▶ [What you will do]: Of the lines in the data below, count the ones holding the string "você", and answer with that number only.
>>>>>
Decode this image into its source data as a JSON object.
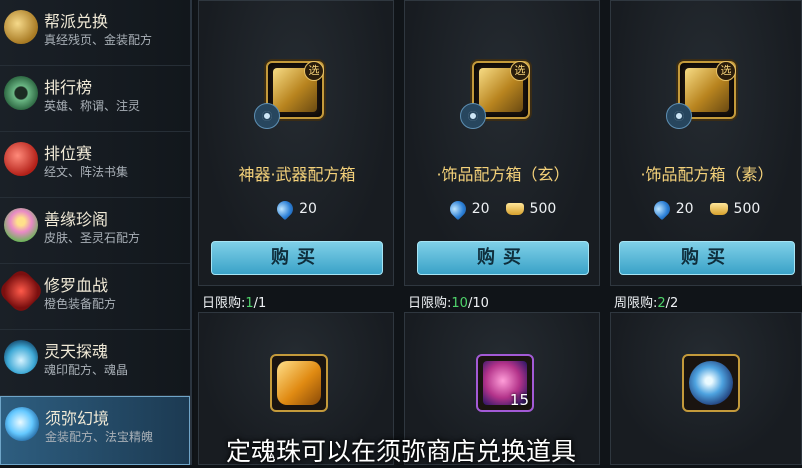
{
  "sidebar": {
    "items": [
      {
        "title": "帮派兑换",
        "sub": "真经残页、金装配方",
        "icon": "gold-bag-icon",
        "color": "#c9a24a"
      },
      {
        "title": "排行榜",
        "sub": "英雄、称谓、注灵",
        "icon": "jade-disc-icon",
        "color": "#4f9a66"
      },
      {
        "title": "排位赛",
        "sub": "经文、阵法书集",
        "icon": "red-gem-icon",
        "color": "#c2332d"
      },
      {
        "title": "善缘珍阁",
        "sub": "皮肤、圣灵石配方",
        "icon": "lotus-icon",
        "color": "#d978b8"
      },
      {
        "title": "修罗血战",
        "sub": "橙色装备配方",
        "icon": "red-crystal-icon",
        "color": "#9e2020"
      },
      {
        "title": "灵天探魂",
        "sub": "魂印配方、魂晶",
        "icon": "blue-flame-icon",
        "color": "#3fa9d6"
      },
      {
        "title": "须弥幻境",
        "sub": "金装配方、法宝精魄",
        "icon": "blue-orb-icon",
        "color": "#64c8ff",
        "active": true
      }
    ]
  },
  "cards": [
    {
      "title": "神器·武器配方箱",
      "badge": "选",
      "icon": "chest-icon",
      "gem_price": "20",
      "gold_price": "",
      "buy_label": "购买",
      "limit_label": "日限购:",
      "limit_count": "1",
      "limit_total": "/1"
    },
    {
      "title": "·饰品配方箱（玄）",
      "badge": "选",
      "icon": "chest-icon",
      "gem_price": "20",
      "gold_price": "500",
      "buy_label": "购买",
      "limit_label": "日限购:",
      "limit_count": "10",
      "limit_total": "/10"
    },
    {
      "title": "·饰品配方箱（素）",
      "badge": "选",
      "icon": "chest-icon",
      "gem_price": "20",
      "gold_price": "500",
      "buy_label": "购买",
      "limit_label": "周限购:",
      "limit_count": "2",
      "limit_total": "/2"
    }
  ],
  "bottom_items": [
    {
      "icon": "amber-gem-icon",
      "qty": ""
    },
    {
      "icon": "pink-ore-icon",
      "qty": "15"
    },
    {
      "icon": "blue-orb-icon",
      "qty": ""
    }
  ],
  "subtitle": "定魂珠可以在须弥商店兑换道具"
}
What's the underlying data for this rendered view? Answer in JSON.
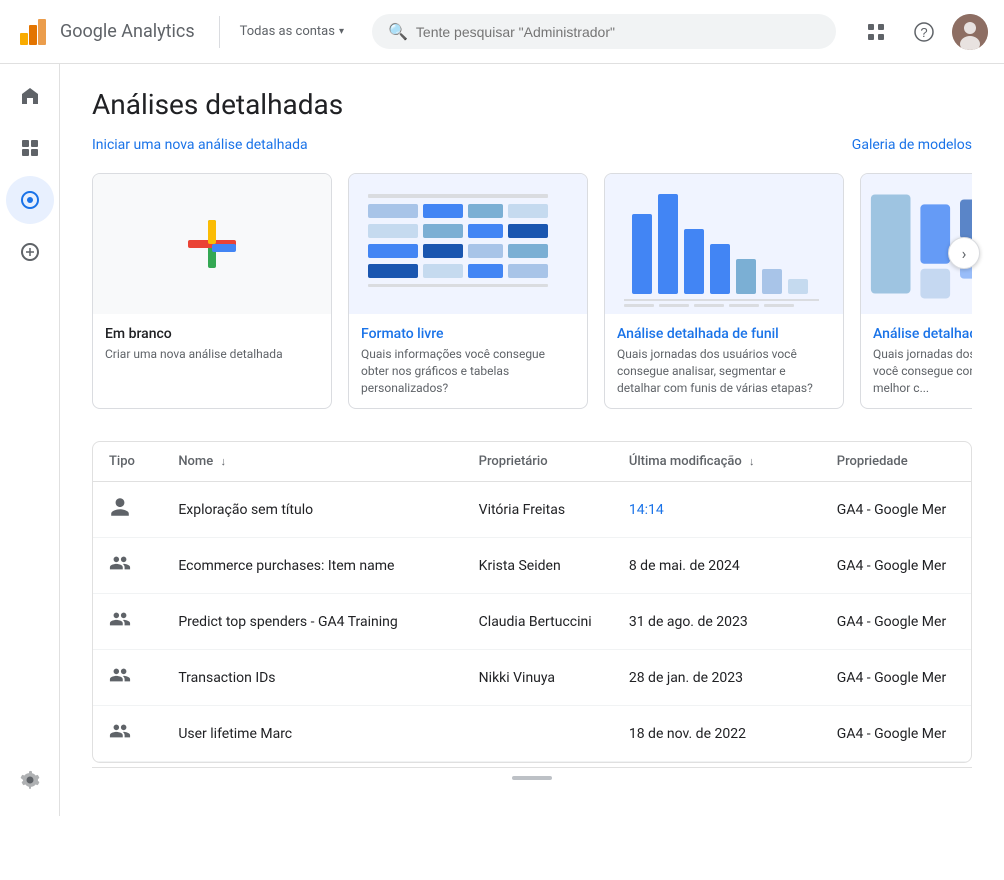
{
  "app": {
    "title": "Google Analytics",
    "account_selector": "Todas as contas",
    "search_placeholder": "Tente pesquisar \"Administrador\""
  },
  "sidebar": {
    "items": [
      {
        "id": "home",
        "icon": "⌂",
        "label": "Home"
      },
      {
        "id": "reports",
        "icon": "▦",
        "label": "Reports"
      },
      {
        "id": "explore",
        "icon": "◎",
        "label": "Explore",
        "active": true
      },
      {
        "id": "advertising",
        "icon": "◉",
        "label": "Advertising"
      }
    ],
    "bottom_item": {
      "id": "settings",
      "icon": "⚙",
      "label": "Settings"
    }
  },
  "page": {
    "title": "Análises detalhadas",
    "new_analysis_label": "Iniciar uma nova análise detalhada",
    "gallery_label": "Galeria de modelos"
  },
  "templates": [
    {
      "id": "blank",
      "title": "Em branco",
      "subtitle": "Criar uma nova análise detalhada",
      "type": "blank"
    },
    {
      "id": "formato-livre",
      "title": "Formato livre",
      "title_color": "#1a73e8",
      "subtitle": "Quais informações você consegue obter nos gráficos e tabelas personalizados?",
      "type": "heatmap"
    },
    {
      "id": "funil",
      "title": "Análise detalhada de funil",
      "title_color": "#1a73e8",
      "subtitle": "Quais jornadas dos usuários você consegue analisar, segmentar e detalhar com funis de várias etapas?",
      "type": "funnel"
    },
    {
      "id": "caminho",
      "title": "Análise detalhada de",
      "title_color": "#1a73e8",
      "subtitle": "Quais jornadas dos usuários você consegue compreender melhor c...",
      "type": "path"
    }
  ],
  "table": {
    "headers": [
      {
        "id": "tipo",
        "label": "Tipo"
      },
      {
        "id": "nome",
        "label": "Nome",
        "sortable": true
      },
      {
        "id": "proprietario",
        "label": "Proprietário"
      },
      {
        "id": "modificacao",
        "label": "Última modificação",
        "sortable": true
      },
      {
        "id": "propriedade",
        "label": "Propriedade"
      }
    ],
    "rows": [
      {
        "tipo_icon": "person",
        "nome": "Exploração sem título",
        "proprietario": "Vitória Freitas",
        "modificacao": "14:14",
        "modificacao_blue": true,
        "propriedade": "GA4 - Google Mer"
      },
      {
        "tipo_icon": "people",
        "nome": "Ecommerce purchases: Item name",
        "proprietario": "Krista Seiden",
        "modificacao": "8 de mai. de 2024",
        "modificacao_blue": false,
        "propriedade": "GA4 - Google Mer"
      },
      {
        "tipo_icon": "people",
        "nome": "Predict top spenders - GA4 Training",
        "proprietario": "Claudia Bertuccini",
        "modificacao": "31 de ago. de 2023",
        "modificacao_blue": false,
        "propriedade": "GA4 - Google Mer"
      },
      {
        "tipo_icon": "people",
        "nome": "Transaction IDs",
        "proprietario": "Nikki Vinuya",
        "modificacao": "28 de jan. de 2023",
        "modificacao_blue": false,
        "propriedade": "GA4 - Google Mer"
      },
      {
        "tipo_icon": "people",
        "nome": "User lifetime Marc",
        "proprietario": "",
        "modificacao": "18 de nov. de 2022",
        "modificacao_blue": false,
        "propriedade": "GA4 - Google Mer"
      }
    ]
  }
}
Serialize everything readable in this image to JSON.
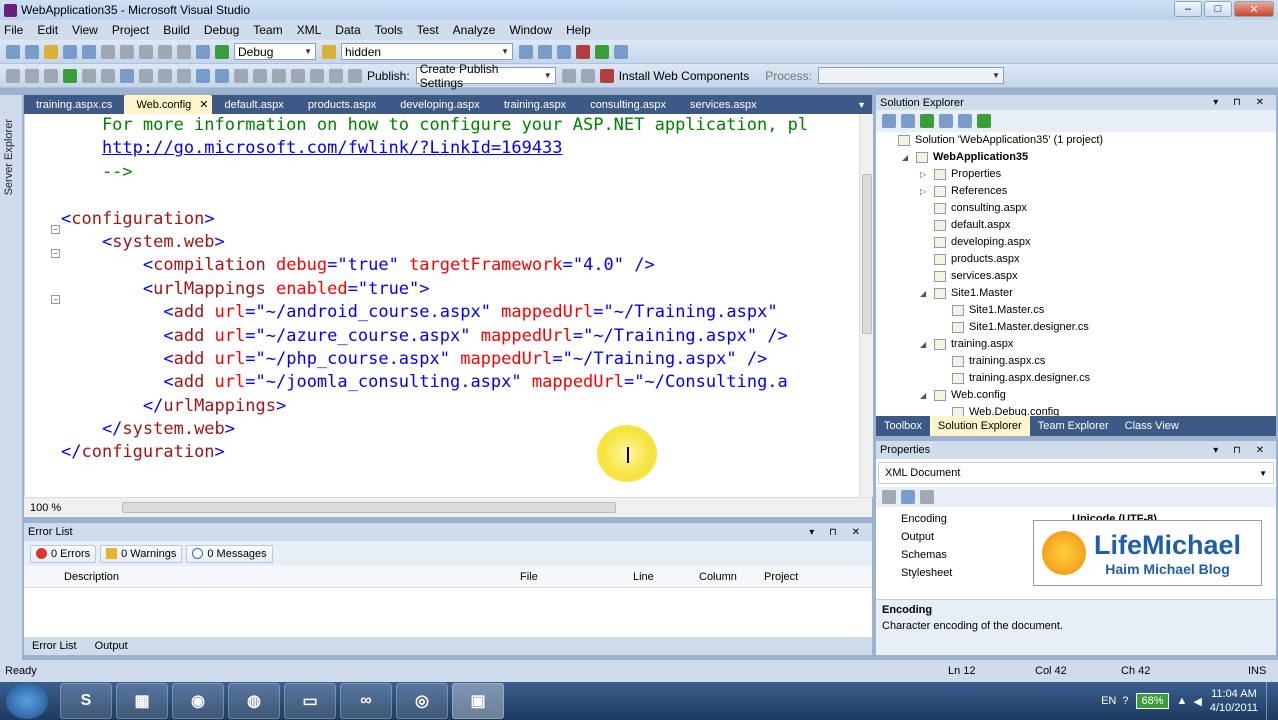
<<<<<
▶ [Solution for this exercise]: 3